Work out how many lines of the listing hold "ylabel", then state only that count.

─── Dataset records

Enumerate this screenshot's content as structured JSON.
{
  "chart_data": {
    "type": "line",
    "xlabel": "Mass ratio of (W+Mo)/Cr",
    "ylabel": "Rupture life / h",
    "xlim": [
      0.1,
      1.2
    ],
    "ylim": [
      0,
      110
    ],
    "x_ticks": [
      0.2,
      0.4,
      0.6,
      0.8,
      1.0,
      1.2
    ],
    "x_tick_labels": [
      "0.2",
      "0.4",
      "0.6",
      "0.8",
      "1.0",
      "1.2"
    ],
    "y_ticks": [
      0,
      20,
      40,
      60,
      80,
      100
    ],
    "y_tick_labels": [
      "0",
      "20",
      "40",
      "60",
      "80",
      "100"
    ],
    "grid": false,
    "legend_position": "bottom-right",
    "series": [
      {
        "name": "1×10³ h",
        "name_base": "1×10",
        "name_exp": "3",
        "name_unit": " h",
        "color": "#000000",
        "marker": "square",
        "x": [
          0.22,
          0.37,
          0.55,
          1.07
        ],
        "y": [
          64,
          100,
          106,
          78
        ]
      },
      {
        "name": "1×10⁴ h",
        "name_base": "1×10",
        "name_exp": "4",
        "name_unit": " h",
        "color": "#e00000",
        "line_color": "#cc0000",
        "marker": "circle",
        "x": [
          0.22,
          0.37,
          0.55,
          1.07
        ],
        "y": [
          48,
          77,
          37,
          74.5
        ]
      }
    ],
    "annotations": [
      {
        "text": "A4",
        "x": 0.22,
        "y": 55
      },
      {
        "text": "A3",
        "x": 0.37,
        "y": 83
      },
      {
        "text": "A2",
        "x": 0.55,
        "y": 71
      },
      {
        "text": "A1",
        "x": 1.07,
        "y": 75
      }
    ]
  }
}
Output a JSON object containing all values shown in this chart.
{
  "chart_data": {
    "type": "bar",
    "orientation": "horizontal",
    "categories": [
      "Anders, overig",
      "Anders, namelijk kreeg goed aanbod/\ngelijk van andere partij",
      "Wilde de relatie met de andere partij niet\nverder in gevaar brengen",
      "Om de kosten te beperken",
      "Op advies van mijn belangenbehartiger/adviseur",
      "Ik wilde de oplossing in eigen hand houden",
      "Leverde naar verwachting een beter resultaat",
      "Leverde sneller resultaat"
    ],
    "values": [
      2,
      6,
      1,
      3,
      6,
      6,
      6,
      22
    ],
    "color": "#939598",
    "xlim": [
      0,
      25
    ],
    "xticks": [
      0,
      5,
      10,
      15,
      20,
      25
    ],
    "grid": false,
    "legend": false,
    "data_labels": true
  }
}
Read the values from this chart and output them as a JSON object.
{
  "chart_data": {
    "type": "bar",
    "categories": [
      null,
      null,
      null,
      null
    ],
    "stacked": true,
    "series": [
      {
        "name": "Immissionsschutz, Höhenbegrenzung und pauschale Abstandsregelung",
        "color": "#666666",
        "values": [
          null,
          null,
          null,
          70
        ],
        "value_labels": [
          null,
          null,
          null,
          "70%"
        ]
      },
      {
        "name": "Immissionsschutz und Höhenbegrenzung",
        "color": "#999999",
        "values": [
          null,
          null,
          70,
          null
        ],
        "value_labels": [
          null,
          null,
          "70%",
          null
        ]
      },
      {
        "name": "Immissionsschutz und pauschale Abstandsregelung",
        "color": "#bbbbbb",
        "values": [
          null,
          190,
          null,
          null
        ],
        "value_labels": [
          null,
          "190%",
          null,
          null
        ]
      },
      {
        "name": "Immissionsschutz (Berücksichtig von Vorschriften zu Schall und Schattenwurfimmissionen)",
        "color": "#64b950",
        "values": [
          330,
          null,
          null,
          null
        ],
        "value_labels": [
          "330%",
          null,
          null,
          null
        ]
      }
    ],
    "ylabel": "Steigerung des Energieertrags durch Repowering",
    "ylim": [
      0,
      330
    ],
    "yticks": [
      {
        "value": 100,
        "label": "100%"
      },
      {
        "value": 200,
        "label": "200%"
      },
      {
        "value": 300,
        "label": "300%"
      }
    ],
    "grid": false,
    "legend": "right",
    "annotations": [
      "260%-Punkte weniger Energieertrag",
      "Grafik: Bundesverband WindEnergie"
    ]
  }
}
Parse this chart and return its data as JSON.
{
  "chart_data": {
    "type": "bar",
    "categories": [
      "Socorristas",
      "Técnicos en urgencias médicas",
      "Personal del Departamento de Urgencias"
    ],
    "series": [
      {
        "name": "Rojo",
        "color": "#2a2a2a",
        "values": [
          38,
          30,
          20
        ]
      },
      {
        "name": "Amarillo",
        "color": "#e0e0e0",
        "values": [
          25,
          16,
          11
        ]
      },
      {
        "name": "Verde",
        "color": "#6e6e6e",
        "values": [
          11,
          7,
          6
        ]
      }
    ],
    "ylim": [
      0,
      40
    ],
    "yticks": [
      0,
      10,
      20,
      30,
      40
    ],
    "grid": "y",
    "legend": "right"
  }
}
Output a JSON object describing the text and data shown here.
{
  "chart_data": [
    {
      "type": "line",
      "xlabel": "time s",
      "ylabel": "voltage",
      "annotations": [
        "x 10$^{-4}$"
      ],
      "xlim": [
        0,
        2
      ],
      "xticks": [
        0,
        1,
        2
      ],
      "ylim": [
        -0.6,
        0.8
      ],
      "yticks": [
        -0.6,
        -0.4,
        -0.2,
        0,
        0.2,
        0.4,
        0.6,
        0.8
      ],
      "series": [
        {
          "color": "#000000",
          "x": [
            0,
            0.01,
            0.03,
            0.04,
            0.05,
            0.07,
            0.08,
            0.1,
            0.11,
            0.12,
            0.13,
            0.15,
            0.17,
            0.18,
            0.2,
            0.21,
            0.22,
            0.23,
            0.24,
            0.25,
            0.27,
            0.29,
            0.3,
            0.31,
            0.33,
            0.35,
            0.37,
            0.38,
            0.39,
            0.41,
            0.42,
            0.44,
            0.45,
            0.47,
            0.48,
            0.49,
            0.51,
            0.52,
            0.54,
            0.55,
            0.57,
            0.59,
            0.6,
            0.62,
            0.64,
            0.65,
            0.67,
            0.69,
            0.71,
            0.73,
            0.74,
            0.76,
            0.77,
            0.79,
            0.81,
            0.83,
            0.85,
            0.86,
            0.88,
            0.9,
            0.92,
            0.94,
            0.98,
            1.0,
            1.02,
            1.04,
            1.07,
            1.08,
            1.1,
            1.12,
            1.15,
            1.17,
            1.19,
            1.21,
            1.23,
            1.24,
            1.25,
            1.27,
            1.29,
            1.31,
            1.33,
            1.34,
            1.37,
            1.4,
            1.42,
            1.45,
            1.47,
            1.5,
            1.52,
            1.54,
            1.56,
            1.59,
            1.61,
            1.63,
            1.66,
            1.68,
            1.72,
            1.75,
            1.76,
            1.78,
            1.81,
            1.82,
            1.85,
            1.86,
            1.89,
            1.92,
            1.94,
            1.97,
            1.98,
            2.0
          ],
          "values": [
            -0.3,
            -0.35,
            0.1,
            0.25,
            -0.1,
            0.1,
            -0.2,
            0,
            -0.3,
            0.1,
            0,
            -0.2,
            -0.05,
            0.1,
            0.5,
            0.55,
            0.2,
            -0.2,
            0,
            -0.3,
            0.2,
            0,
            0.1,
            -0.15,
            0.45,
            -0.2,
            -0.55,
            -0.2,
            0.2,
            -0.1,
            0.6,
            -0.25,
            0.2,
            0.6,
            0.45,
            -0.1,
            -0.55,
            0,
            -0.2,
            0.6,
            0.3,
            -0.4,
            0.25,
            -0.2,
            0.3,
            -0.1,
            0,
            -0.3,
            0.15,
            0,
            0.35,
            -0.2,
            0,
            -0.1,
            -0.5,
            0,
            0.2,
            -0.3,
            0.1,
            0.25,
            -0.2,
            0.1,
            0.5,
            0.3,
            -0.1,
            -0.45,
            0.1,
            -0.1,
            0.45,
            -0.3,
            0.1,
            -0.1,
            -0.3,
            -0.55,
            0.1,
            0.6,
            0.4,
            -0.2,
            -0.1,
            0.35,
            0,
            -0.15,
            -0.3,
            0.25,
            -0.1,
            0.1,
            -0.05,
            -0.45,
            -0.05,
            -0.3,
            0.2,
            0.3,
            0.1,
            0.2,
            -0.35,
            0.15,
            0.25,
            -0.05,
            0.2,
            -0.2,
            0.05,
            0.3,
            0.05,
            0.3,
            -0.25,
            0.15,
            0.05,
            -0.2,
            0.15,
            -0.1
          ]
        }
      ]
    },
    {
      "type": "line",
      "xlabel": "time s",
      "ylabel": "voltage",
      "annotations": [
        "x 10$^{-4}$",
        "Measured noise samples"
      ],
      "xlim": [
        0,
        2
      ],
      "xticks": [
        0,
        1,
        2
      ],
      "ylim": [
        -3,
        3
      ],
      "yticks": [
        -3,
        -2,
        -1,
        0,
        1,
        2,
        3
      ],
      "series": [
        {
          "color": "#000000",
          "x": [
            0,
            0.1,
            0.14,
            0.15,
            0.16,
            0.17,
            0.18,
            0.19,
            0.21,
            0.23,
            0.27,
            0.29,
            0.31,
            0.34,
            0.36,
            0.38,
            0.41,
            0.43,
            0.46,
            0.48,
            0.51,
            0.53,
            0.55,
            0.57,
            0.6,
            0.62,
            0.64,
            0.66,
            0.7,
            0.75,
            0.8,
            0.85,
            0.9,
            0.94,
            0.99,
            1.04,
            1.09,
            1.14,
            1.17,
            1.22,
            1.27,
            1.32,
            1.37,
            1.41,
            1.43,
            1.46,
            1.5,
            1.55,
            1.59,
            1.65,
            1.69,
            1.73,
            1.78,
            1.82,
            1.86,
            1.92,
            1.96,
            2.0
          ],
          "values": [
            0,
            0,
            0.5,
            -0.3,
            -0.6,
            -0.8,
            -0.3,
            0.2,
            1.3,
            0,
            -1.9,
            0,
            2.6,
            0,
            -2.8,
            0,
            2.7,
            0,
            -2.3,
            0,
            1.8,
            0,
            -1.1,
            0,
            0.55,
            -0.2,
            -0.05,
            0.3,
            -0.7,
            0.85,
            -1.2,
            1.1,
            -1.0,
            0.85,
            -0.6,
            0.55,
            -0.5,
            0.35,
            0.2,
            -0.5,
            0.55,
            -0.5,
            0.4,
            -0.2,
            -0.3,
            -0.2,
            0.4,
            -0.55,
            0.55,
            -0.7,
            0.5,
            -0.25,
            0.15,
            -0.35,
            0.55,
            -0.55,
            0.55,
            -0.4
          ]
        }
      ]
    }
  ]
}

──────

- **Solved problem**: 4